What is being asked: Gather up the lines that contain "content".

· · · ·

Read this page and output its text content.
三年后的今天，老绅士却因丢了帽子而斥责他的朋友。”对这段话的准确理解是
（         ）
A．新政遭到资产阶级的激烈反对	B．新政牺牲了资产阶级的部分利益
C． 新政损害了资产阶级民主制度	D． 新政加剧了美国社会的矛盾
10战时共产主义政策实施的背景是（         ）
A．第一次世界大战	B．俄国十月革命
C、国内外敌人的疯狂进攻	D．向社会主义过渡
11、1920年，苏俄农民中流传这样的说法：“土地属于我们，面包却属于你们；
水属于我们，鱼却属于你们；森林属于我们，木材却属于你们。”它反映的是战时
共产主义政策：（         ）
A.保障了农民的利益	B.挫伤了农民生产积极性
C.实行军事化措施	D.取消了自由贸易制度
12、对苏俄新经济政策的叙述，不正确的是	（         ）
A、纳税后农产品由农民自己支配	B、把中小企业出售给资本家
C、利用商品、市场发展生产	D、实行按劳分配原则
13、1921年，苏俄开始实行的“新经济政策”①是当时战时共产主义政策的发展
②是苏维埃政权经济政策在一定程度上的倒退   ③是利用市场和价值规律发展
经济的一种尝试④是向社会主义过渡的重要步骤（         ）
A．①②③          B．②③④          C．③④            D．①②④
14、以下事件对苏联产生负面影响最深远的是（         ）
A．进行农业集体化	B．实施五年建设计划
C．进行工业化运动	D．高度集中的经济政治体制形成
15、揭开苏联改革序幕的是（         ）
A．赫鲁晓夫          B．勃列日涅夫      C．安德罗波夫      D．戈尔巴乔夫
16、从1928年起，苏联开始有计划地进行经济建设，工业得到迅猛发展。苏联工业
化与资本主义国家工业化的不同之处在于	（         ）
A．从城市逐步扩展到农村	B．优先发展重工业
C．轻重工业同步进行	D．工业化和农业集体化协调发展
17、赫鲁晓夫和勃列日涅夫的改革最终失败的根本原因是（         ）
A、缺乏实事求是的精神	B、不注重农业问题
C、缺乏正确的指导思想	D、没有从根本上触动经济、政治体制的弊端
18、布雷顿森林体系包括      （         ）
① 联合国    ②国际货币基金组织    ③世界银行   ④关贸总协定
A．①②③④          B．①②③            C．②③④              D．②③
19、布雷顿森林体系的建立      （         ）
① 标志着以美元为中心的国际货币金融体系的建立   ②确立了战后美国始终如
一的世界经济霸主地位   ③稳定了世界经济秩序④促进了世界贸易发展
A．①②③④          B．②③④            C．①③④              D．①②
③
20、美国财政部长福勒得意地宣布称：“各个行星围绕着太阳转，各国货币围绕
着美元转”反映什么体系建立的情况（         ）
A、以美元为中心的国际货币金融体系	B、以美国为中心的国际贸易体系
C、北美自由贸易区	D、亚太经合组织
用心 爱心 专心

· · · ·

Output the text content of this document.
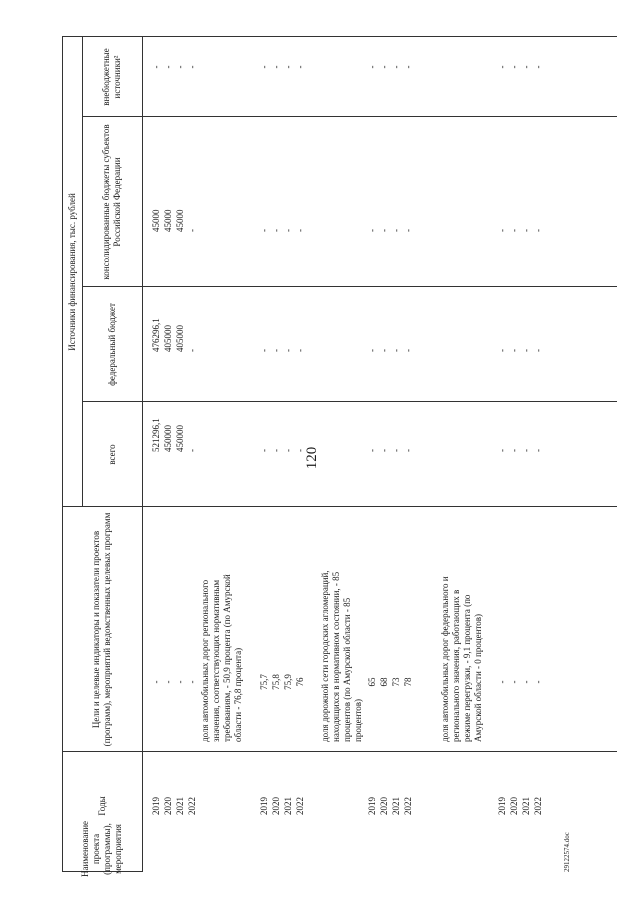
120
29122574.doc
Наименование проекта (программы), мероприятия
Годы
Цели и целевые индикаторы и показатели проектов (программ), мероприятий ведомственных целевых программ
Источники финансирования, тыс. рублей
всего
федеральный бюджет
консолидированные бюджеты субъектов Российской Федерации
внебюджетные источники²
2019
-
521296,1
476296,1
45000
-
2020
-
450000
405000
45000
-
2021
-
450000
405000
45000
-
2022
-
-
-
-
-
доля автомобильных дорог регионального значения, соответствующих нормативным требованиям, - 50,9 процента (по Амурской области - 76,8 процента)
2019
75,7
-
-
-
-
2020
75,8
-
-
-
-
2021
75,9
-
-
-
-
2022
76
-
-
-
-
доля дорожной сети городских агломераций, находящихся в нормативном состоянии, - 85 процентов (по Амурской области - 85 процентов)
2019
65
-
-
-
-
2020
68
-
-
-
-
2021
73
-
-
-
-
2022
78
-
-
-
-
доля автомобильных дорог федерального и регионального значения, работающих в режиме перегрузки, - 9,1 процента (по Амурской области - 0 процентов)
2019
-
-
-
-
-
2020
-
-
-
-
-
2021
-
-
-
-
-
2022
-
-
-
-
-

· · · ·

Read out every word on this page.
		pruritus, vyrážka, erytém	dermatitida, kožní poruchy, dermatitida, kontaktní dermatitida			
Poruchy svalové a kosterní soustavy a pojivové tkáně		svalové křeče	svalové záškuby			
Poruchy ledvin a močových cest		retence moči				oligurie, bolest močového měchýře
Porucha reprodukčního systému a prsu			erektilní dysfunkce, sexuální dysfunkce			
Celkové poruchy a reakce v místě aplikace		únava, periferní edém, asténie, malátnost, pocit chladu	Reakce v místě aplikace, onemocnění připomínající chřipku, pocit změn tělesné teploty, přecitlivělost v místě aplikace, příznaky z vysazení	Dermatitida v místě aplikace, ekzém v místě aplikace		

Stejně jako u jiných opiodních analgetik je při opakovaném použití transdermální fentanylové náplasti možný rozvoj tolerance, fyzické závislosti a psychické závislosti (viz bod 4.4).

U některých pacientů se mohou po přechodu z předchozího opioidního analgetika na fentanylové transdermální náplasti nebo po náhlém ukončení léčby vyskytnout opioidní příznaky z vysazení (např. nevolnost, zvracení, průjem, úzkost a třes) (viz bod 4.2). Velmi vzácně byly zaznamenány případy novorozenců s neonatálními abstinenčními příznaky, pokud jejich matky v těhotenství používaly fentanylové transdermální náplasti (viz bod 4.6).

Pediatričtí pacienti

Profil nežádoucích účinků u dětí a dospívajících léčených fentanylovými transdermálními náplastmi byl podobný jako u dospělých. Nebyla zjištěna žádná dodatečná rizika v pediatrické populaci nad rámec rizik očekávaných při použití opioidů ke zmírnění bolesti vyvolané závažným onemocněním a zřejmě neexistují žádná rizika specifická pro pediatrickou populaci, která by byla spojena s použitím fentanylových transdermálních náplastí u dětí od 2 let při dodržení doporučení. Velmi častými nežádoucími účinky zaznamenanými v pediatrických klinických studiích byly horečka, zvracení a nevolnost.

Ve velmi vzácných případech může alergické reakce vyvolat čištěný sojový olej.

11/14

· · · ·

Final result:
Read this page and output its text content.
Output the text content of this document.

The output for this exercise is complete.